§ SHORT TASK
Wherever the word "PETERBOROUGH" appears in a line, extract that line.

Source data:
** begin **
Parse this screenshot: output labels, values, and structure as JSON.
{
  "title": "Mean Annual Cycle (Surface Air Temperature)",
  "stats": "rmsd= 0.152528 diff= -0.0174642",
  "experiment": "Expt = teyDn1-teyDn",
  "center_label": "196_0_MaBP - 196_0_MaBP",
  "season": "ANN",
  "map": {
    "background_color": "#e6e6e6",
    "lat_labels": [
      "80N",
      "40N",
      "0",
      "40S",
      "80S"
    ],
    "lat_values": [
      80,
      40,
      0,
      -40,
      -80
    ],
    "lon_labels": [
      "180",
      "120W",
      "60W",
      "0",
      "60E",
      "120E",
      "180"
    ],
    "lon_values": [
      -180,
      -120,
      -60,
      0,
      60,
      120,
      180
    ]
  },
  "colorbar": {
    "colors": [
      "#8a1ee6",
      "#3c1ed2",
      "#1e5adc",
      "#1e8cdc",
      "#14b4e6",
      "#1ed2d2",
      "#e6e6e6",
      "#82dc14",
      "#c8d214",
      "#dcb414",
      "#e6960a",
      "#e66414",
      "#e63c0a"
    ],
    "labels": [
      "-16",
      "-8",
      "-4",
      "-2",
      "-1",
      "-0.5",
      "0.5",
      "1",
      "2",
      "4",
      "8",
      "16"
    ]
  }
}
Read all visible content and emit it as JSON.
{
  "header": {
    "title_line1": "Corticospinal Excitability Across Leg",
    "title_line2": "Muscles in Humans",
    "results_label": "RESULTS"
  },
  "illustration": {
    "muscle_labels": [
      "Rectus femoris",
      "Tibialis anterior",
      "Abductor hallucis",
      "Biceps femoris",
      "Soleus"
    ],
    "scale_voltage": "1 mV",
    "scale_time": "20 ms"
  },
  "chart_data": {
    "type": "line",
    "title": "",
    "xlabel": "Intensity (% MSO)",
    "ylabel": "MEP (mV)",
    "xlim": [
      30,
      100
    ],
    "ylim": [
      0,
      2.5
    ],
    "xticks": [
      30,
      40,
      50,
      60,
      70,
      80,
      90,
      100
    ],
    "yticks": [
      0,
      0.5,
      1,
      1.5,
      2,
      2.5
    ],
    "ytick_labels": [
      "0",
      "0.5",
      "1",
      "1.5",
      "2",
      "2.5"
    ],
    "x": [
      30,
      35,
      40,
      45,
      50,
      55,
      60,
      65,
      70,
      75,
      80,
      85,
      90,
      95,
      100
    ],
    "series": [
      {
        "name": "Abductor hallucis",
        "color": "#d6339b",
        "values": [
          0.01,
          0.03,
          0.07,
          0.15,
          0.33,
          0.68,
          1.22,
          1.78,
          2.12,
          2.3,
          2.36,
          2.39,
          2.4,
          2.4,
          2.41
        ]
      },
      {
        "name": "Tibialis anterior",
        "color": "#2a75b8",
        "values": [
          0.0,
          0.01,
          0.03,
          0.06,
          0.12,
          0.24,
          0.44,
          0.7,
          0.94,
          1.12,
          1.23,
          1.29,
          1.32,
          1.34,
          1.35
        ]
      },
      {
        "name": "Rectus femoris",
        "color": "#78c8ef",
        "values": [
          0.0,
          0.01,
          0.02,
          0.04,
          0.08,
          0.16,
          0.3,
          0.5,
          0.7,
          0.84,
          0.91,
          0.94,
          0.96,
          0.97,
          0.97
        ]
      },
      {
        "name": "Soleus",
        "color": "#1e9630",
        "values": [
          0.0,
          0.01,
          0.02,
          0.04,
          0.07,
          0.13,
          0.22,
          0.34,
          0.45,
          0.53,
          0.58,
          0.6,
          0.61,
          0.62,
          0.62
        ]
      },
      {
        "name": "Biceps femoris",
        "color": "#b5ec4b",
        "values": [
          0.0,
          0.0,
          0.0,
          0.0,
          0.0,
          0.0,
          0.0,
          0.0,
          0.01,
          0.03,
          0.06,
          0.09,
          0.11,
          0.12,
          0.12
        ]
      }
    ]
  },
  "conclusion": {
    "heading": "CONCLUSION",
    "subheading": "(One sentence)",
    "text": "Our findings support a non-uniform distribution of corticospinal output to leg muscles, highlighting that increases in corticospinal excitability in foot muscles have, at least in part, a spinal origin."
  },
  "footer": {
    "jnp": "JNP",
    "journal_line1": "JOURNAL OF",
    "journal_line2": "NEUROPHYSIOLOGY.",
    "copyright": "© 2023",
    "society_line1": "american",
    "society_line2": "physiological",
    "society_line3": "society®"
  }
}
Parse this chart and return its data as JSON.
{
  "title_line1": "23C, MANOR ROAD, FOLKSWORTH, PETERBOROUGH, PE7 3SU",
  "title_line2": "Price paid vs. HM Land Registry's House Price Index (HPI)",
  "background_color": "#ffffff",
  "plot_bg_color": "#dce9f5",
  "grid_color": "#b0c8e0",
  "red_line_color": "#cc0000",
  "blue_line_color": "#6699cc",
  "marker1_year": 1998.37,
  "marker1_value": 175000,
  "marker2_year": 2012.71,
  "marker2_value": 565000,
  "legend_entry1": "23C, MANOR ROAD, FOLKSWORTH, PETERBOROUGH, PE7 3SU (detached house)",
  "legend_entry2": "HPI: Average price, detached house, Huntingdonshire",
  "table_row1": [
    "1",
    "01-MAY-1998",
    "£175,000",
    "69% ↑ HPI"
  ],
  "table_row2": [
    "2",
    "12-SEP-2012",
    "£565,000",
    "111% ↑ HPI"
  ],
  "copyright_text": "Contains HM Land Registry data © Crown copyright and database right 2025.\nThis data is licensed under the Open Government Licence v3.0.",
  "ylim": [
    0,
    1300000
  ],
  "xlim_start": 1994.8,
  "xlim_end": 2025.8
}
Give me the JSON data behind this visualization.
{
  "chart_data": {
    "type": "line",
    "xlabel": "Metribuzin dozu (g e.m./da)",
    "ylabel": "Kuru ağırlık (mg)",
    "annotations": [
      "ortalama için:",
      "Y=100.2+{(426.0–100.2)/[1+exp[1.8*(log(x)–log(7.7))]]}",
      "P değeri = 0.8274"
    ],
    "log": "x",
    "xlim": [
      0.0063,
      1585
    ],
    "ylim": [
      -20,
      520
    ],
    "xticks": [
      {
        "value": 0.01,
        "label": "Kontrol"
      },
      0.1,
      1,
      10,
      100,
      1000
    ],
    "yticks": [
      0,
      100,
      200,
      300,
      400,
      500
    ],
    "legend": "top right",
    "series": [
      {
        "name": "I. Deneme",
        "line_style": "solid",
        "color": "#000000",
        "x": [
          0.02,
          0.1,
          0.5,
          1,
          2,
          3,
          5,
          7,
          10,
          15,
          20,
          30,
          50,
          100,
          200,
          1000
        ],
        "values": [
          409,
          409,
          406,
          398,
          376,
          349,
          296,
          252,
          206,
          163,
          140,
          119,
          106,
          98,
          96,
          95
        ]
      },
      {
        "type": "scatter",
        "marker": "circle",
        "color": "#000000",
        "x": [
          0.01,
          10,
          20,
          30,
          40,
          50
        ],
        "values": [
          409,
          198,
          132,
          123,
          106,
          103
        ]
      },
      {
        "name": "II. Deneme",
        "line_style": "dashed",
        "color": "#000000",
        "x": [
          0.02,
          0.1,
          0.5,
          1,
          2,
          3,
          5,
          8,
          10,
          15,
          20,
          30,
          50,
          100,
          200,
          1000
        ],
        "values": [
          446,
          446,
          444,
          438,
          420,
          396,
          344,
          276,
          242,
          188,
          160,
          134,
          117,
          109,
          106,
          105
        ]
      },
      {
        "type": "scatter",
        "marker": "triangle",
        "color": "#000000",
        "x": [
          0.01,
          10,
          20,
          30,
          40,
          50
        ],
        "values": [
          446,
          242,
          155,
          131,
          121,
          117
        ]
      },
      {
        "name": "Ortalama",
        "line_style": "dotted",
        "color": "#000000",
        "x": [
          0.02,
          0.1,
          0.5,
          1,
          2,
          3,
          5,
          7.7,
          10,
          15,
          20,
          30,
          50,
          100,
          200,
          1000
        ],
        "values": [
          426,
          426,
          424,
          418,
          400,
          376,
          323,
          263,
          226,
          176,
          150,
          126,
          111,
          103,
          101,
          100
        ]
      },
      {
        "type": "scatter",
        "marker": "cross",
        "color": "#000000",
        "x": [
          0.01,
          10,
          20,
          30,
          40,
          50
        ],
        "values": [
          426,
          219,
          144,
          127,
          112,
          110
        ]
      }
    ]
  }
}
** end **
§ EXERCISE OUTPUT
  "title_line1": "23C, MANOR ROAD, FOLKSWORTH, PETERBOROUGH, PE7 3SU",
  "legend_entry1": "23C, MANOR ROAD, FOLKSWORTH, PETERBOROUGH, PE7 3SU (detached house)",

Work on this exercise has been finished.